Start Listed records

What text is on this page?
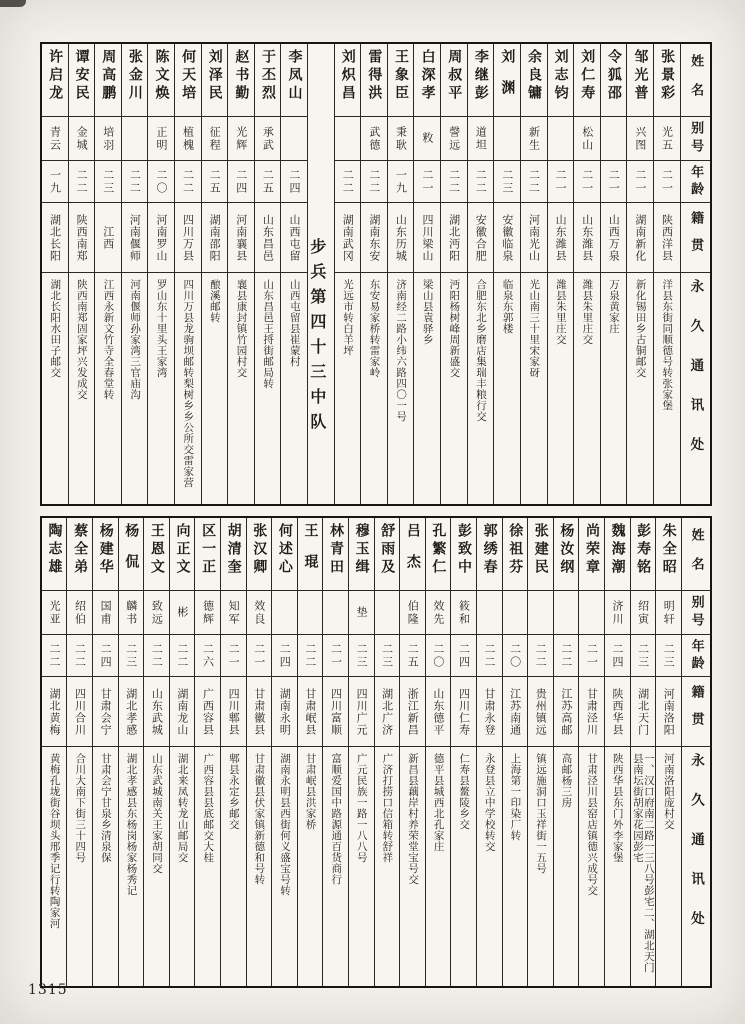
姓名
别号
年龄
籍贯
永久通讯处
张景彩
光五
二一
陕西洋县
洋县东街同顺德号转张家堡
邹光普
兴图
二一
湖南新化
新化锡田乡古铜邮交
令狐邵
二一
山西万泉
万泉黄家庄
刘仁寿
松山
二一
山东潍县
潍县朱里庄交
刘志钧
二一
山东潍县
潍县朱里庄交
余良镛
新生
二二
河南光山
光山南三十里宋家砑
刘渊
二三
安徽临泉
临泉东郭楼
李继彭
道坦
二二
安徽合肥
合肥东北乡磨店集瑞丰粮行交
周叔平
謦远
二二
湖北沔阳
沔阳杨树峰周新盛交
白深孝
敉
二一
四川梁山
梁山县袁驿乡
王象臣
秉耿
一九
山东历城
济南经二路小纬六路四〇一号
雷得洪
武德
二二
湖南东安
东安易家桥转雷家岭
刘炽昌
二二
湖南武冈
光远市转白羊坪
步兵第四十三中队
李凤山
二四
山西屯留
山西屯留县崔蒙村
于丕烈
承武
二五
山东昌邑
山东昌邑王捋街邮局转
赵书勤
光辉
二四
河南襄县
襄县康封镇竹园村交
刘泽民
征程
二五
湖南邵阳
酿溪邮转
何天培
植槐
二二
四川万县
四川万县龙驹坝邮转梨树乡乡公所交雷家营
陈文焕
正明
二〇
河南罗山
罗山东十里头王家湾
张金川
二二
河南偃师
河南偃师孙家湾三官庙沟
周高鹏
培羽
二三
江西
江西永新文竹寺全春堂转
谭安民
金城
二二
陕西南郑
陕西南郑固家坪兴发成交
许启龙
青云
一九
湖北长阳
湖北长阳水田子邮交
姓名
别号
年龄
籍贯
永久通讯处
朱全昭
明轩
二三
河南洛阳
河南洛阳庞村交
彭寿铭
绍寅
二三
湖北天门
一、汉口府南二路一三八号彭宅二、湖北天门县南坛街胡家花园彭宅
魏海潮
济川
二四
陕西华县
陕西华县东门外李家堡
尚荣章
二一
甘肃泾川
甘肃泾川县窑店镇德兴成号交
杨汝纲
二二
江苏高邮
高邮杨三房
张建民
二二
贵州镇远
镇远施洞口玉祥街一五号
徐祖芬
二〇
江苏南通
上海第一印染厂转
郭绣春
二二
甘肃永登
永登县立中学校转交
彭致中
筱和
二四
四川仁寿
仁寿县鳌陵乡交
孔繁仁
效先
二〇
山东德平
德平县城西北孔家庄
吕杰
伯隆
二五
浙江新昌
新昌县藕岸村养荣堂宝号交
舒雨及
二三
湖北广济
广济打捞口信箱转舒祥
穆玉缉
垫
二三
四川广元
广元民族一路一八八号
林青田
二一
四川富顺
富顺爱国中路源通百货商行
王琨
二二
甘肃岷县
甘肃岷县洪家桥
何述心
二四
湖南永明
湖南永明县西街何义盛宝号转
张汉卿
效良
二一
甘肃徽县
甘肃徽县伏家镇新德和号转
胡清奎
知军
二一
四川郫县
郫县永定乡邮交
区一正
德辉
二六
广西容县
广西容县县底邮交大桂
向正文
彬
二二
湖南龙山
湖北来凤转龙山邮局交
王恩文
致远
二二
山东武城
山东武城南关王家胡同交
杨侃
麟书
二三
湖北孝感
湖北孝感县东杨岗杨家杨秀记
杨建华
国甫
二四
甘肃会宁
甘肃会宁甘泉乡清泉保
蔡全弟
绍伯
二二
四川合川
合川大南下街三十四号
陶志雄
光亚
二二
湖北黄梅
黄梅孔垅街谷坝头邢季记行转陶家河
1315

End Listed records

Set task ->
Please write out all the data again word for word, but not the pictures.

Answer for this exercise ->
What text is on this page?
姓名
别号
年龄
籍贯
永久通讯处
张景彩
光五
二一
陕西洋县
洋县东街同顺德号转张家堡
邹光普
兴图
二一
湖南新化
新化锡田乡古铜邮交
令狐邵
二一
山西万泉
万泉黄家庄
刘仁寿
松山
二一
山东潍县
潍县朱里庄交
刘志钧
二一
山东潍县
潍县朱里庄交
余良镛
新生
二二
河南光山
光山南三十里宋家砑
刘渊
二三
安徽临泉
临泉东郭楼
李继彭
道坦
二二
安徽合肥
合肥东北乡磨店集瑞丰粮行交
周叔平
謦远
二二
湖北沔阳
沔阳杨树峰周新盛交
白深孝
敉
二一
四川梁山
梁山县袁驿乡
王象臣
秉耿
一九
山东历城
济南经二路小纬六路四〇一号
雷得洪
武德
二二
湖南东安
东安易家桥转雷家岭
刘炽昌
二二
湖南武冈
光远市转白羊坪
步兵第四十三中队
李凤山
二四
山西屯留
山西屯留县崔蒙村
于丕烈
承武
二五
山东昌邑
山东昌邑王捋街邮局转
赵书勤
光辉
二四
河南襄县
襄县康封镇竹园村交
刘泽民
征程
二五
湖南邵阳
酿溪邮转
何天培
植槐
二二
四川万县
四川万县龙驹坝邮转梨树乡乡公所交雷家营
陈文焕
正明
二〇
河南罗山
罗山东十里头王家湾
张金川
二二
河南偃师
河南偃师孙家湾三官庙沟
周高鹏
培羽
二三
江西
江西永新文竹寺全春堂转
谭安民
金城
二二
陕西南郑
陕西南郑固家坪兴发成交
许启龙
青云
一九
湖北长阳
湖北长阳水田子邮交
姓名
别号
年龄
籍贯
永久通讯处
朱全昭
明轩
二三
河南洛阳
河南洛阳庞村交
彭寿铭
绍寅
二三
湖北天门
一、汉口府南二路一三八号彭宅二、湖北天门县南坛街胡家花园彭宅
魏海潮
济川
二四
陕西华县
陕西华县东门外李家堡
尚荣章
二一
甘肃泾川
甘肃泾川县窑店镇德兴成号交
杨汝纲
二二
江苏高邮
高邮杨三房
张建民
二二
贵州镇远
镇远施洞口玉祥街一五号
徐祖芬
二〇
江苏南通
上海第一印染厂转
郭绣春
二二
甘肃永登
永登县立中学校转交
彭致中
筱和
二四
四川仁寿
仁寿县鳌陵乡交
孔繁仁
效先
二〇
山东德平
德平县城西北孔家庄
吕杰
伯隆
二五
浙江新昌
新昌县藕岸村养荣堂宝号交
舒雨及
二三
湖北广济
广济打捞口信箱转舒祥
穆玉缉
垫
二三
四川广元
广元民族一路一八八号
林青田
二一
四川富顺
富顺爱国中路源通百货商行
王琨
二二
甘肃岷县
甘肃岷县洪家桥
何述心
二四
湖南永明
湖南永明县西街何义盛宝号转
张汉卿
效良
二一
甘肃徽县
甘肃徽县伏家镇新德和号转
胡清奎
知军
二一
四川郫县
郫县永定乡邮交
区一正
德辉
二六
广西容县
广西容县县底邮交大桂
向正文
彬
二二
湖南龙山
湖北来凤转龙山邮局交
王恩文
致远
二二
山东武城
山东武城南关王家胡同交
杨侃
麟书
二三
湖北孝感
湖北孝感县东杨岗杨家杨秀记
杨建华
国甫
二四
甘肃会宁
甘肃会宁甘泉乡清泉保
蔡全弟
绍伯
二二
四川合川
合川大南下街三十四号
陶志雄
光亚
二二
湖北黄梅
黄梅孔垅街谷坝头邢季记行转陶家河
1315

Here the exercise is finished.